-- BRIEF --
Below is a block of data; give all of it again word for word.

-- ITEMS --
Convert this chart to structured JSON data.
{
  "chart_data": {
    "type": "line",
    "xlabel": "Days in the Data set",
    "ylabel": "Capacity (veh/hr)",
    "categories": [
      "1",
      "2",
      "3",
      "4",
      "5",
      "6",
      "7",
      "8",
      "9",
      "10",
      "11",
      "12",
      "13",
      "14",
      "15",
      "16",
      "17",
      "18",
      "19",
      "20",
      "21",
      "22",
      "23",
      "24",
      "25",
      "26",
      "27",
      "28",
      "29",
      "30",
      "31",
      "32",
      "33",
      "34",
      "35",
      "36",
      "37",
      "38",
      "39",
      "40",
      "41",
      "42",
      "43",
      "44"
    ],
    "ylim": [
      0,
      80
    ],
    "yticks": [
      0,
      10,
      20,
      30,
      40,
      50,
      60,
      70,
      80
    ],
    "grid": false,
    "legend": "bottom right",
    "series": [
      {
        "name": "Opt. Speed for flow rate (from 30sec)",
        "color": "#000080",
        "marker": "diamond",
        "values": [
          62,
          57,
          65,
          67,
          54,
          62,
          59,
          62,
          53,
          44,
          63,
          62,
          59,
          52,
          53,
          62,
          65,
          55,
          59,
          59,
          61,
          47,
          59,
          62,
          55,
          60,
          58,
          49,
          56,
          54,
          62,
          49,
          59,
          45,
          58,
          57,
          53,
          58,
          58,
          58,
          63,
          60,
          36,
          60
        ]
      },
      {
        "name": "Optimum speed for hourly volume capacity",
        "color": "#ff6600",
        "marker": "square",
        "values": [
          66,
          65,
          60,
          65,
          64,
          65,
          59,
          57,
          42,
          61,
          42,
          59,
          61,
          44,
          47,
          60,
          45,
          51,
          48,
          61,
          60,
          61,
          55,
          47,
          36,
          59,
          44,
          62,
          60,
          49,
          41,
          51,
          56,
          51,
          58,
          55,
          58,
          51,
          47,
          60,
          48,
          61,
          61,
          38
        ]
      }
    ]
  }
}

-- ANSWER TO THIS PROBLEM --
Convert this chart to structured JSON data.
{
  "chart_data": {
    "type": "line",
    "xlabel": "Days in the Data set",
    "ylabel": "Capacity (veh/hr)",
    "categories": [
      "1",
      "2",
      "3",
      "4",
      "5",
      "6",
      "7",
      "8",
      "9",
      "10",
      "11",
      "12",
      "13",
      "14",
      "15",
      "16",
      "17",
      "18",
      "19",
      "20",
      "21",
      "22",
      "23",
      "24",
      "25",
      "26",
      "27",
      "28",
      "29",
      "30",
      "31",
      "32",
      "33",
      "34",
      "35",
      "36",
      "37",
      "38",
      "39",
      "40",
      "41",
      "42",
      "43",
      "44"
    ],
    "ylim": [
      0,
      80
    ],
    "yticks": [
      0,
      10,
      20,
      30,
      40,
      50,
      60,
      70,
      80
    ],
    "grid": false,
    "legend": "bottom right",
    "series": [
      {
        "name": "Opt. Speed for flow rate (from 30sec)",
        "color": "#000080",
        "marker": "diamond",
        "values": [
          62,
          57,
          65,
          67,
          54,
          62,
          59,
          62,
          53,
          44,
          63,
          62,
          59,
          52,
          53,
          62,
          65,
          55,
          59,
          59,
          61,
          47,
          59,
          62,
          55,
          60,
          58,
          49,
          56,
          54,
          62,
          49,
          59,
          45,
          58,
          57,
          53,
          58,
          58,
          58,
          63,
          60,
          36,
          60
        ]
      },
      {
        "name": "Optimum speed for hourly volume capacity",
        "color": "#ff6600",
        "marker": "square",
        "values": [
          66,
          65,
          60,
          65,
          64,
          65,
          59,
          57,
          42,
          61,
          42,
          59,
          61,
          44,
          47,
          60,
          45,
          51,
          48,
          61,
          60,
          61,
          55,
          47,
          36,
          59,
          44,
          62,
          60,
          49,
          41,
          51,
          56,
          51,
          58,
          55,
          58,
          51,
          47,
          60,
          48,
          61,
          61,
          38
        ]
      }
    ]
  }
}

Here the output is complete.